RECORD SET

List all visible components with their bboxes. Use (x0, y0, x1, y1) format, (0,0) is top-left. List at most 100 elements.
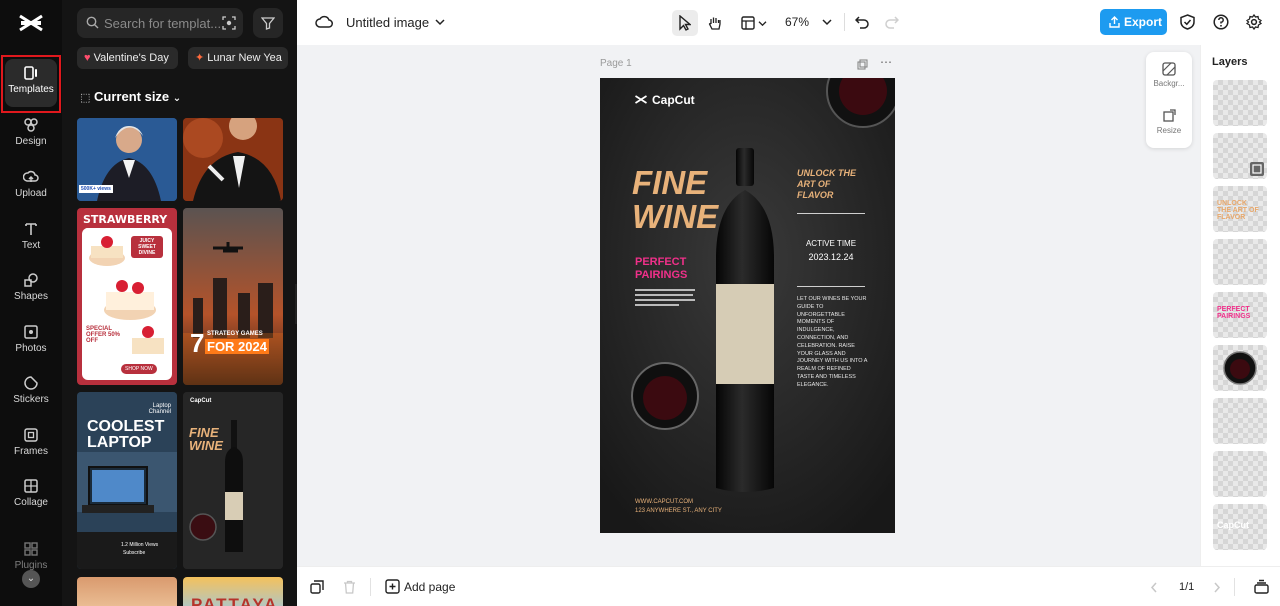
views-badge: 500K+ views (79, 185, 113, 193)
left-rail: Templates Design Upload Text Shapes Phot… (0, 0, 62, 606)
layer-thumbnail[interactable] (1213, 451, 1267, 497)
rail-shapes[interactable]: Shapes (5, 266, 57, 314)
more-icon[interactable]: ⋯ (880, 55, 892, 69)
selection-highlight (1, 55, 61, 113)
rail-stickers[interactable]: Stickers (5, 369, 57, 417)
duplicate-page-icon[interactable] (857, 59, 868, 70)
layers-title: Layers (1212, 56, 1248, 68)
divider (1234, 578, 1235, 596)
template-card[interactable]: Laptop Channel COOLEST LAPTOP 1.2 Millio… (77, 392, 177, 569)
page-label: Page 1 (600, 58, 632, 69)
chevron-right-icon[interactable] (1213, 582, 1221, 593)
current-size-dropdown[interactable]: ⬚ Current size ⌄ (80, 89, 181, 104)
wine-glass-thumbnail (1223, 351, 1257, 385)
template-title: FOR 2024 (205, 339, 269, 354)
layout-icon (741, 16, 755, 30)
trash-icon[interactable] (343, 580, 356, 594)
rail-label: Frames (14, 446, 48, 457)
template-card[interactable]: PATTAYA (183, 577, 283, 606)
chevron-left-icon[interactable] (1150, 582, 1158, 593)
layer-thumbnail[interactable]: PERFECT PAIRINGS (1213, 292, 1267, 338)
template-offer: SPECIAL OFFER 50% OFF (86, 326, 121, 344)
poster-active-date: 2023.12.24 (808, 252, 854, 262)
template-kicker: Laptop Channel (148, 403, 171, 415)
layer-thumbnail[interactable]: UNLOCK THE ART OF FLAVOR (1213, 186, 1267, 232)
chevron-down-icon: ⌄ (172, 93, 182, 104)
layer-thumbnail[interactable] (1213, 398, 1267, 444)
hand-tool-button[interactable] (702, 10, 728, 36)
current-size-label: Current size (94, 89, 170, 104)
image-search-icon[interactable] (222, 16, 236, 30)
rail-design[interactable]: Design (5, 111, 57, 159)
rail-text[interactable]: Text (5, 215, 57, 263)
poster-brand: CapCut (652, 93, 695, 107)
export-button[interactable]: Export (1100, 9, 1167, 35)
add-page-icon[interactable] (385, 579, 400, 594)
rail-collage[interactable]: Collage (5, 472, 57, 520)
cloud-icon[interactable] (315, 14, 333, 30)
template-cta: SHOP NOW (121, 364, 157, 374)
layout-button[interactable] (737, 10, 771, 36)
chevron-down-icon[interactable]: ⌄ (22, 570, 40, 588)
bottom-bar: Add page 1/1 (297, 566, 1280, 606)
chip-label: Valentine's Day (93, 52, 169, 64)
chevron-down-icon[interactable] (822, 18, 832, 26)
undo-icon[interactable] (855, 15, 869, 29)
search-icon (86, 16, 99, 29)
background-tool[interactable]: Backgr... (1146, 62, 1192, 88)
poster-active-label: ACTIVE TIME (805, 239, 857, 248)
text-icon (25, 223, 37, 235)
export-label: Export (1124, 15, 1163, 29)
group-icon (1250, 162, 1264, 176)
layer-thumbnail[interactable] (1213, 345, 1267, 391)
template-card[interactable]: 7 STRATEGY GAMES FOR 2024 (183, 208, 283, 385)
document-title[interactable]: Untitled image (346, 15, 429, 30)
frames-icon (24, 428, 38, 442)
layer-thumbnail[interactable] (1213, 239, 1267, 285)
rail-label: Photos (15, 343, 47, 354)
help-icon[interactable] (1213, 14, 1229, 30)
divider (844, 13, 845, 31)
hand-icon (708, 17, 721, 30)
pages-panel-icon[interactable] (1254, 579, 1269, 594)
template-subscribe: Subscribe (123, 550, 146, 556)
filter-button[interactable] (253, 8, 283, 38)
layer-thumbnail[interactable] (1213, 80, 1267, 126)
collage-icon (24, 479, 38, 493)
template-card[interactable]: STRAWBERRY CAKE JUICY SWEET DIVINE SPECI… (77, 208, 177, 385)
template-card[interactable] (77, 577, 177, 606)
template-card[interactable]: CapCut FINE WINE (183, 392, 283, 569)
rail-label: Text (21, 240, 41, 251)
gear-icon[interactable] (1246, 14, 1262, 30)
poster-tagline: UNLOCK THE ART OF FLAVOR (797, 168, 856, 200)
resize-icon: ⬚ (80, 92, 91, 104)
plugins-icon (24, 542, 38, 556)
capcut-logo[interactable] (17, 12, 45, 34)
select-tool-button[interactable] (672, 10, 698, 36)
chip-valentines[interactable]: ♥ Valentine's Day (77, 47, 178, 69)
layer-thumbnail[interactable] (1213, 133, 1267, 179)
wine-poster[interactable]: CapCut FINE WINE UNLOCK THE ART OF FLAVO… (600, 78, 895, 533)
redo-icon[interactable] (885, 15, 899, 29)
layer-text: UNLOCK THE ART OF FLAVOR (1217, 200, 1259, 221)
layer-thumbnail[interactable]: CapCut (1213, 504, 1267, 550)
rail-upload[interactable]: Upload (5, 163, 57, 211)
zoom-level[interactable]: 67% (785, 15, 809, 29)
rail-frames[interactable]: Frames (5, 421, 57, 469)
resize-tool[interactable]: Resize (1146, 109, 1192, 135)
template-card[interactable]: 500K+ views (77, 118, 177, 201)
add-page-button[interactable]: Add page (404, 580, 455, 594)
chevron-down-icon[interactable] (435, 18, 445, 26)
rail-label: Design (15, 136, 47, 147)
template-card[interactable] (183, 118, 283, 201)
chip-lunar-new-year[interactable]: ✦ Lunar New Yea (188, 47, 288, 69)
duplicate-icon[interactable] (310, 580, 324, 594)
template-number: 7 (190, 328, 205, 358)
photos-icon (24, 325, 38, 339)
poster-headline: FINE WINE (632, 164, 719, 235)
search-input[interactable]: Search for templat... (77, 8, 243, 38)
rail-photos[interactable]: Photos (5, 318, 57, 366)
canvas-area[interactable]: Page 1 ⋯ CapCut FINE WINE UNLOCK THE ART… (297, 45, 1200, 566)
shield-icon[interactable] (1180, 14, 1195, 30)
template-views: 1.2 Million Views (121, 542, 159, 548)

WRITTEN INSTRUCTION
Update all of the items above so that every "layer-thumbnail" becomes "layer-preview", keeping everything else unchanged. Leave the pictures out of your answer.

ANSWER TO THE TASK
List all visible components with their bboxes. Use (x0, y0, x1, y1) format, (0,0) is top-left. List at most 100 elements.
views-badge: 500K+ views (79, 185, 113, 193)
left-rail: Templates Design Upload Text Shapes Phot… (0, 0, 62, 606)
layer-preview[interactable] (1213, 451, 1267, 497)
rail-shapes[interactable]: Shapes (5, 266, 57, 314)
more-icon[interactable]: ⋯ (880, 55, 892, 69)
selection-highlight (1, 55, 61, 113)
rail-stickers[interactable]: Stickers (5, 369, 57, 417)
duplicate-page-icon[interactable] (857, 59, 868, 70)
layers-title: Layers (1212, 56, 1248, 68)
divider (1234, 578, 1235, 596)
template-card[interactable]: Laptop Channel COOLEST LAPTOP 1.2 Millio… (77, 392, 177, 569)
page-label: Page 1 (600, 58, 632, 69)
chevron-right-icon[interactable] (1213, 582, 1221, 593)
current-size-dropdown[interactable]: ⬚ Current size ⌄ (80, 89, 181, 104)
wine-glass-thumbnail (1223, 351, 1257, 385)
template-title: FOR 2024 (205, 339, 269, 354)
layout-icon (741, 16, 755, 30)
trash-icon[interactable] (343, 580, 356, 594)
rail-label: Frames (14, 446, 48, 457)
template-card[interactable]: PATTAYA (183, 577, 283, 606)
chevron-left-icon[interactable] (1150, 582, 1158, 593)
layer-preview[interactable]: PERFECT PAIRINGS (1213, 292, 1267, 338)
template-offer: SPECIAL OFFER 50% OFF (86, 326, 121, 344)
poster-active-date: 2023.12.24 (808, 252, 854, 262)
template-kicker: Laptop Channel (148, 403, 171, 415)
layer-preview[interactable]: UNLOCK THE ART OF FLAVOR (1213, 186, 1267, 232)
chevron-down-icon: ⌄ (172, 93, 182, 104)
layer-preview[interactable] (1213, 398, 1267, 444)
hand-tool-button[interactable] (702, 10, 728, 36)
current-size-label: Current size (94, 89, 170, 104)
image-search-icon[interactable] (222, 16, 236, 30)
rail-design[interactable]: Design (5, 111, 57, 159)
rail-text[interactable]: Text (5, 215, 57, 263)
poster-brand: CapCut (652, 93, 695, 107)
export-button[interactable]: Export (1100, 9, 1167, 35)
add-page-icon[interactable] (385, 579, 400, 594)
rail-collage[interactable]: Collage (5, 472, 57, 520)
cloud-icon[interactable] (315, 14, 333, 30)
template-cta: SHOP NOW (121, 364, 157, 374)
layout-button[interactable] (737, 10, 771, 36)
chevron-down-icon[interactable]: ⌄ (22, 570, 40, 588)
bottom-bar: Add page 1/1 (297, 566, 1280, 606)
chip-label: Valentine's Day (93, 52, 169, 64)
chevron-down-icon[interactable] (822, 18, 832, 26)
undo-icon[interactable] (855, 15, 869, 29)
search-icon (86, 16, 99, 29)
background-tool[interactable]: Backgr... (1146, 62, 1192, 88)
poster-active-label: ACTIVE TIME (805, 239, 857, 248)
text-icon (25, 223, 37, 235)
export-label: Export (1124, 15, 1163, 29)
group-icon (1250, 162, 1264, 176)
layer-preview[interactable] (1213, 345, 1267, 391)
template-card[interactable]: 7 STRATEGY GAMES FOR 2024 (183, 208, 283, 385)
document-title[interactable]: Untitled image (346, 15, 429, 30)
frames-icon (24, 428, 38, 442)
layer-preview[interactable] (1213, 239, 1267, 285)
rail-label: Photos (15, 343, 47, 354)
help-icon[interactable] (1213, 14, 1229, 30)
divider (844, 13, 845, 31)
hand-icon (708, 17, 721, 30)
pages-panel-icon[interactable] (1254, 579, 1269, 594)
template-subscribe: Subscribe (123, 550, 146, 556)
filter-button[interactable] (253, 8, 283, 38)
layer-preview[interactable] (1213, 80, 1267, 126)
collage-icon (24, 479, 38, 493)
template-card[interactable]: STRAWBERRY CAKE JUICY SWEET DIVINE SPECI… (77, 208, 177, 385)
template-card[interactable] (77, 577, 177, 606)
template-card[interactable]: CapCut FINE WINE (183, 392, 283, 569)
rail-label: Text (21, 240, 41, 251)
gear-icon[interactable] (1246, 14, 1262, 30)
poster-tagline: UNLOCK THE ART OF FLAVOR (797, 168, 856, 200)
resize-icon: ⬚ (80, 92, 91, 104)
plugins-icon (24, 542, 38, 556)
capcut-logo[interactable] (17, 12, 45, 34)
select-tool-button[interactable] (672, 10, 698, 36)
chip-valentines[interactable]: ♥ Valentine's Day (77, 47, 178, 69)
layer-preview[interactable] (1213, 133, 1267, 179)
wine-poster[interactable]: CapCut FINE WINE UNLOCK THE ART OF FLAVO… (600, 78, 895, 533)
redo-icon[interactable] (885, 15, 899, 29)
layer-text: UNLOCK THE ART OF FLAVOR (1217, 200, 1259, 221)
layer-preview[interactable]: CapCut (1213, 504, 1267, 550)
rail-upload[interactable]: Upload (5, 163, 57, 211)
zoom-level[interactable]: 67% (785, 15, 809, 29)
rail-frames[interactable]: Frames (5, 421, 57, 469)
resize-tool[interactable]: Resize (1146, 109, 1192, 135)
template-card[interactable]: 500K+ views (77, 118, 177, 201)
add-page-button[interactable]: Add page (404, 580, 455, 594)
chevron-down-icon[interactable] (435, 18, 445, 26)
rail-label: Design (15, 136, 47, 147)
template-card[interactable] (183, 118, 283, 201)
chip-lunar-new-year[interactable]: ✦ Lunar New Yea (188, 47, 288, 69)
duplicate-icon[interactable] (310, 580, 324, 594)
template-number: 7 (190, 328, 205, 358)
photos-icon (24, 325, 38, 339)
poster-headline: FINE WINE (632, 164, 719, 235)
search-input[interactable]: Search for templat... (77, 8, 243, 38)
rail-photos[interactable]: Photos (5, 318, 57, 366)
canvas-area[interactable]: Page 1 ⋯ CapCut FINE WINE UNLOCK THE ART… (297, 45, 1200, 566)
shield-icon[interactable] (1180, 14, 1195, 30)
template-views: 1.2 Million Views (121, 542, 159, 548)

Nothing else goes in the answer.